**RECORD EXCERPTS:**

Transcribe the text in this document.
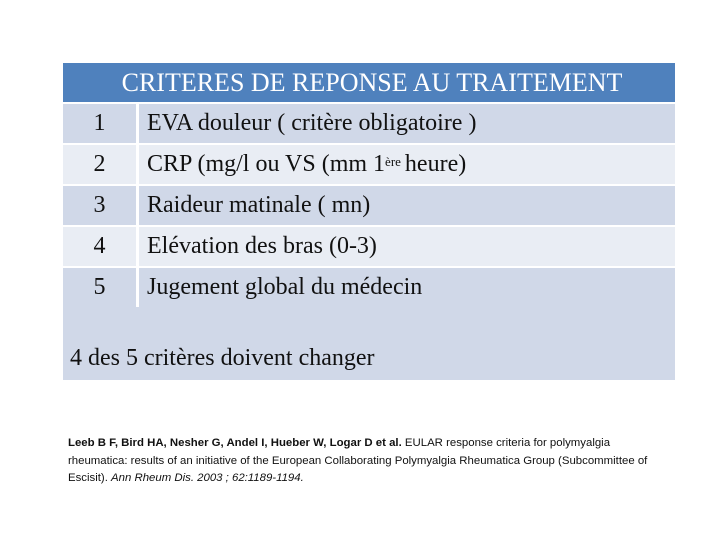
CRITERES DE REPONSE AU TRAITEMENT
1	EVA douleur ( critère obligatoire )
2	CRP (mg/l ou VS (mm 1ère heure)
3	Raideur matinale ( mn)
4	Elévation des bras (0-3)
5	Jugement global du médecin
4 des 5 critères doivent changer
Leeb B F, Bird HA, Nesher G, Andel I, Hueber W, Logar D et al. EULAR response criteria for polymyalgia rheumatica: results of an initiative of the European Collaborating Polymyalgia Rheumatica Group (Subcommittee of Escisit). Ann Rheum Dis. 2003 ; 62:1189-1194.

**EXERCISE AIM:**
Leave out the pictures and output every record above precisely as given.

**WRITTEN RESPONSE:**
Transcribe the text in this document.
CRITERES DE REPONSE AU TRAITEMENT
1	EVA douleur ( critère obligatoire )
2	CRP (mg/l ou VS (mm 1ère heure)
3	Raideur matinale ( mn)
4	Elévation des bras (0-3)
5	Jugement global du médecin
4 des 5 critères doivent changer
Leeb B F, Bird HA, Nesher G, Andel I, Hueber W, Logar D et al. EULAR response criteria for polymyalgia rheumatica: results of an initiative of the European Collaborating Polymyalgia Rheumatica Group (Subcommittee of Escisit). Ann Rheum Dis. 2003 ; 62:1189-1194.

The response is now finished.